- [Given request]
Retype the listing that follows, exactly as written.

- [Source material]
= = = = = = =
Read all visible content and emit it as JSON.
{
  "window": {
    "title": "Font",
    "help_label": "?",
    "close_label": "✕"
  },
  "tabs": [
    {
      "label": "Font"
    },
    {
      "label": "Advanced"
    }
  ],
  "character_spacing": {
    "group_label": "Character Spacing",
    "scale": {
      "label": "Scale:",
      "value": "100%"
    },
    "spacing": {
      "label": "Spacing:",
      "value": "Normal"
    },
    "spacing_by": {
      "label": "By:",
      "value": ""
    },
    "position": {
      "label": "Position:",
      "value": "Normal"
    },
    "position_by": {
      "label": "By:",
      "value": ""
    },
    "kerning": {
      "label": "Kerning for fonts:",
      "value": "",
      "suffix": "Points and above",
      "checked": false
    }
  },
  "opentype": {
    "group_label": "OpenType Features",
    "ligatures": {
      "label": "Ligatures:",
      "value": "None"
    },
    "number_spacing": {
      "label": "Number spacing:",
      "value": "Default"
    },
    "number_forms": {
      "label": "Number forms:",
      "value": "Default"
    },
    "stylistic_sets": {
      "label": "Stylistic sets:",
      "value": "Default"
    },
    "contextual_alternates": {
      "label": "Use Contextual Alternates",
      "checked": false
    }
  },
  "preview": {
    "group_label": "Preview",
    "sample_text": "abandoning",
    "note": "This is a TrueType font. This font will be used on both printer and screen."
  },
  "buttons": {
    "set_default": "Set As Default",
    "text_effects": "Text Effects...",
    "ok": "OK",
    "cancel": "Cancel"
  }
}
= = = = = = =
- [Result for this exercise]
Read all visible content and emit it as JSON.
{
  "window": {
    "title": "Font",
    "help_label": "?",
    "close_label": "✕"
  },
  "tabs": [
    {
      "label": "Font"
    },
    {
      "label": "Advanced"
    }
  ],
  "character_spacing": {
    "group_label": "Character Spacing",
    "scale": {
      "label": "Scale:",
      "value": "100%"
    },
    "spacing": {
      "label": "Spacing:",
      "value": "Normal"
    },
    "spacing_by": {
      "label": "By:",
      "value": ""
    },
    "position": {
      "label": "Position:",
      "value": "Normal"
    },
    "position_by": {
      "label": "By:",
      "value": ""
    },
    "kerning": {
      "label": "Kerning for fonts:",
      "value": "",
      "suffix": "Points and above",
      "checked": false
    }
  },
  "opentype": {
    "group_label": "OpenType Features",
    "ligatures": {
      "label": "Ligatures:",
      "value": "None"
    },
    "number_spacing": {
      "label": "Number spacing:",
      "value": "Default"
    },
    "number_forms": {
      "label": "Number forms:",
      "value": "Default"
    },
    "stylistic_sets": {
      "label": "Stylistic sets:",
      "value": "Default"
    },
    "contextual_alternates": {
      "label": "Use Contextual Alternates",
      "checked": false
    }
  },
  "preview": {
    "group_label": "Preview",
    "sample_text": "abandoning",
    "note": "This is a TrueType font. This font will be used on both printer and screen."
  },
  "buttons": {
    "set_default": "Set As Default",
    "text_effects": "Text Effects...",
    "ok": "OK",
    "cancel": "Cancel"
  }
}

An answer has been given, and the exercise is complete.